● **PAGE**:
━━━━━━━━

# Betta with harlequins



## Ty (Jun 21, 2013)

I have a 10 gallon with 10 harlequins and my male betta in a 5 gallon. Can I put my betta in with the harlequins? I've read a few things that said this should be fine but I wanted to see what people here had to say first. Thanks!


----------



## majerah1 (Oct 29, 2010)

Depends on the betta. Not necessarily aggression issues as the harleys are faster. More like if they will stress him out or not let him eat ect. You can certainly try it out. Some fellows are a tad more passive than others.


----------



## Ty (Jun 21, 2013)

I'm water changing today so I went ahead and put him in the 10 gallon. Aside from making sure he is able to eat, is there any other signs of stress I need to keep an eye out for?


----------



## majerah1 (Oct 29, 2010)

Yeah, make sure he isnt hiding off in a corner constantly. Be sure he is coming out for food and interaction with you, if he has done so in the past. And clamped fins and stress striping is a sure sign.


----------



## Ty (Jun 21, 2013)

I aborted mission. He just didn't seem to like it in there and the filter was too strong. I would really like to eliminate one of my tanks for a bit. I may just put the harlequins in my 55 gallon. This poor betta, I feel terrible now, I didn't realize the filter in that 10 gallon was so strong.


----------



## majerah1 (Oct 29, 2010)

Why not move them all to the 55? What else is in there?


----------



## Ty (Jun 21, 2013)

According to aqadvisor, I'm fully stocked in that tank though. I have 7 zebra danios, 5 black neon tetras, 5 red eye tetras, 14 glowlight tetras, and 10 Buenos Aires tetras.

━━━━━━━━

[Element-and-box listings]
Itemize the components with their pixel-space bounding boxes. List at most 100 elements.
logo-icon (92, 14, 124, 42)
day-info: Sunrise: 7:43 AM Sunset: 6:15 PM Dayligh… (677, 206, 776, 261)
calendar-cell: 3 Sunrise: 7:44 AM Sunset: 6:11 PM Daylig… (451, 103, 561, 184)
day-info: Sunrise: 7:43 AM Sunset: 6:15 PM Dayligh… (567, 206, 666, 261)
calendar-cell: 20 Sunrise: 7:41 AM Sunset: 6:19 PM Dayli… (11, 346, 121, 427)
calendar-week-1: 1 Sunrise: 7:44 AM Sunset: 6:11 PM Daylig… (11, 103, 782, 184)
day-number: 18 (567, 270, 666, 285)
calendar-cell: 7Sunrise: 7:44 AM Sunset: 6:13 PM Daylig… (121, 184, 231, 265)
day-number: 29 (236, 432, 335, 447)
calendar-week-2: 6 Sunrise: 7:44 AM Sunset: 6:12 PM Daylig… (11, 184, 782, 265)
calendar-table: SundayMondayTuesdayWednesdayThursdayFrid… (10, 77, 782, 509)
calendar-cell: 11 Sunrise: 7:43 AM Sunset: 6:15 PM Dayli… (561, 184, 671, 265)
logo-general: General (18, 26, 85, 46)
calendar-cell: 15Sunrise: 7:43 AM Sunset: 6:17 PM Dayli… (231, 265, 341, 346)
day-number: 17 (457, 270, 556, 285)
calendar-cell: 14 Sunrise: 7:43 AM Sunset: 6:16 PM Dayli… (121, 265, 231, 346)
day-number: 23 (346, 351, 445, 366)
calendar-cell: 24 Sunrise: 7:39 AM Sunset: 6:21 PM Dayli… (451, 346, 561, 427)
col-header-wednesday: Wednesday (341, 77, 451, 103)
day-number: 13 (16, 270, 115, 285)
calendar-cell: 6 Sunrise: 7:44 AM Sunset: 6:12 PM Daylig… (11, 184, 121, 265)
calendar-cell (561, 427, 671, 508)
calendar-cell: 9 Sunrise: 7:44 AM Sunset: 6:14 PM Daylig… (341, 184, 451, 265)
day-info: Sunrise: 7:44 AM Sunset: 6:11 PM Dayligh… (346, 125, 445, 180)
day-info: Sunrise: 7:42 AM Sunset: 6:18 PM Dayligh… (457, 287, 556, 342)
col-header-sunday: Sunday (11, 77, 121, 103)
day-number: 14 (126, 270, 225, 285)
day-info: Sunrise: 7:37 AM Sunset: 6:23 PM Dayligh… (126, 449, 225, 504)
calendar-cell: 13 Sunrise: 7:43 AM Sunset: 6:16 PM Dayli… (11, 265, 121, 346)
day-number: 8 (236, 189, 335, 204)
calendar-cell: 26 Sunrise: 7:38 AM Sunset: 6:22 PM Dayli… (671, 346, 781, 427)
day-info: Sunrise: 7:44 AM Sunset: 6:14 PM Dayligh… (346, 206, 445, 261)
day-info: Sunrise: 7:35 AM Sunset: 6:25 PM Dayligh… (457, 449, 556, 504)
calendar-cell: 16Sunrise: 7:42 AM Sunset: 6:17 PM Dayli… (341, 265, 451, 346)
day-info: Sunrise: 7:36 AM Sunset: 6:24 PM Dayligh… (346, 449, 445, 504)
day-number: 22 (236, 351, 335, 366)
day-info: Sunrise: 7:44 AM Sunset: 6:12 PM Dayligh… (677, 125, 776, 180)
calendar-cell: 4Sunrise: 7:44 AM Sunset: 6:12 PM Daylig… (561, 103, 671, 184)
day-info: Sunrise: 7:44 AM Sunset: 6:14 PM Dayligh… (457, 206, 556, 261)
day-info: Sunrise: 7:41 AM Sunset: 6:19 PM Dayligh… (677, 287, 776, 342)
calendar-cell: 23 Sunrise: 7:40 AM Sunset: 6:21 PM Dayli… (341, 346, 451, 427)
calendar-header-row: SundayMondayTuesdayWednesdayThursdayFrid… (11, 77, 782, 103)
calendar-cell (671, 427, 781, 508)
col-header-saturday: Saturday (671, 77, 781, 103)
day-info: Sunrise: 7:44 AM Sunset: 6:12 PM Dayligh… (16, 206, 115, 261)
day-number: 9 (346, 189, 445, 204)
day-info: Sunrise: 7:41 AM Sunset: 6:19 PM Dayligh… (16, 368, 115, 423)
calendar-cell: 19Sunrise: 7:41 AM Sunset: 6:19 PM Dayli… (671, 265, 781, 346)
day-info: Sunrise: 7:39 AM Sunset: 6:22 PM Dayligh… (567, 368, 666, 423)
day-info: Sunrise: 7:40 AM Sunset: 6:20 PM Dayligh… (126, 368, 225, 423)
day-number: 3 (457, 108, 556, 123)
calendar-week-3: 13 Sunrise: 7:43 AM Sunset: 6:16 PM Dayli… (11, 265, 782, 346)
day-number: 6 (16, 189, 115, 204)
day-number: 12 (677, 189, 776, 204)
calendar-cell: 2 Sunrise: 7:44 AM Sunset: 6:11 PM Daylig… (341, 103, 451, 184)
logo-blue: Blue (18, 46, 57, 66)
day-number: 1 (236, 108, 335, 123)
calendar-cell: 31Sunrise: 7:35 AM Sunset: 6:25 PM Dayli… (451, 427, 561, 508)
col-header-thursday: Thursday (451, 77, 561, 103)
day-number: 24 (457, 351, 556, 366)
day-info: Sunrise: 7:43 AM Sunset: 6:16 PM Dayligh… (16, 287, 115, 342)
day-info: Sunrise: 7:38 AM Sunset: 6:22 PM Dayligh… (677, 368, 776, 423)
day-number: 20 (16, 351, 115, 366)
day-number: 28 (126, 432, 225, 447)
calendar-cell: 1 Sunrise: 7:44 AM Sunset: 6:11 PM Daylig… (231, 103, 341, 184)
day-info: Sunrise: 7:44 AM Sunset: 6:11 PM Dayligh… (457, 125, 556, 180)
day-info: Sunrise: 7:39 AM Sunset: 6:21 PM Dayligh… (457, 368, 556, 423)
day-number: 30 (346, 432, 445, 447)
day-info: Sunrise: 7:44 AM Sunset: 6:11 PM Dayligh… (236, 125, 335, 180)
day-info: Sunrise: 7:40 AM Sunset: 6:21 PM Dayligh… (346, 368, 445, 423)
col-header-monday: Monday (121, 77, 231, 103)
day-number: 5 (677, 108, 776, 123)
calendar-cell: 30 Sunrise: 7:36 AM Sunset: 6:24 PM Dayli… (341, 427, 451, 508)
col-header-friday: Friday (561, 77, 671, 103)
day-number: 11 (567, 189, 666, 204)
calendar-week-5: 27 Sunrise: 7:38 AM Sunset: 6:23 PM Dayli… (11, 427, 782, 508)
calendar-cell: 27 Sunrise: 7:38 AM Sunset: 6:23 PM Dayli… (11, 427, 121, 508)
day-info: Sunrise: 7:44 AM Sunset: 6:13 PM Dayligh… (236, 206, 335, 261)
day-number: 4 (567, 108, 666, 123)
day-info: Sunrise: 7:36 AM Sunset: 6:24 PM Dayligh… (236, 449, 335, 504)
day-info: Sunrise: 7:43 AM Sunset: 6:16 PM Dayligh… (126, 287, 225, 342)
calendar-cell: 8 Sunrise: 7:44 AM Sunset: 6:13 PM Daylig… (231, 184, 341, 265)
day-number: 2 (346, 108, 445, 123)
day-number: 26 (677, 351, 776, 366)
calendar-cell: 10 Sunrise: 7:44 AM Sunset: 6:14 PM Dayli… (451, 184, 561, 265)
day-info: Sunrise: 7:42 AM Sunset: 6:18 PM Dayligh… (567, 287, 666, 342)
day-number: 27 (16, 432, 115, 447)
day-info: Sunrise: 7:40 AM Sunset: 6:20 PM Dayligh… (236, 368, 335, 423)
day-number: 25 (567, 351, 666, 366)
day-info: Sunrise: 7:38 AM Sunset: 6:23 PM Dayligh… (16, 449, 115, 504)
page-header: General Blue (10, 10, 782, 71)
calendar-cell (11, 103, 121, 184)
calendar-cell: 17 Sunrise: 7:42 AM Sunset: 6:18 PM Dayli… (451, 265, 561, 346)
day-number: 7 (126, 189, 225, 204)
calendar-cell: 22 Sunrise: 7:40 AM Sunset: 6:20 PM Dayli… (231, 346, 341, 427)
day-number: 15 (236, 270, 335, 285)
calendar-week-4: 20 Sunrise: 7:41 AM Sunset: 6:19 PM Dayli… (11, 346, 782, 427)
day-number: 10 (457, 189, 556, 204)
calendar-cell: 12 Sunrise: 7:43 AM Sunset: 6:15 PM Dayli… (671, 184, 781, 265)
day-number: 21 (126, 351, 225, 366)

━━━━━━━━

● **WRITTEN REQUEST 1**:
Answer these questions about the forum thread on keeping a betta with harlequins:
(a) How many harlequins live in the 10 gallon tank?
(b) Which two signs does majerah1 call a sure sign of stress?
(c) What does Ty cite as the source for the 55 gallon being fully stocked?
● **WRITTEN REQUEST 2**:
Carry on the forum thread about the betta and the harlequins, beginning after its final post.

● **WRITTEN REPLY 1**:
(a) 10
(b) Clamped fins and stress striping
(c) aqadvisor

● **WRITTEN REPLY 2**:
----------



## majerah1 (Oct 29, 2010)

I see. Planted? what filter? How often is your water changed? Aquadvisor doesn't take plants into account. We spoke with the designer a few years back while he was working on it, he was supposed to setup a way to add how planted since it helps with filtration of the water, though I don't suppose that he got any actual help in the calculations of it.


----------



## Ty (Jun 21, 2013)

Well, I USED to have plants, until my delinquent fish tore them to pieces. I assume that's what happened anyhow. I never actually witnessed it, but these plants were obliterated on a regular basis until there was very little left of them. I have a Tetra Whisper EX70 filter and I change 50% of the water once a week in all of my tanks.

The 55 has more hiding spots than the 10 gallon (which has none) also. That was something I didn't think about until I already had put him in the 10, another reason I knew it wouldn't work well.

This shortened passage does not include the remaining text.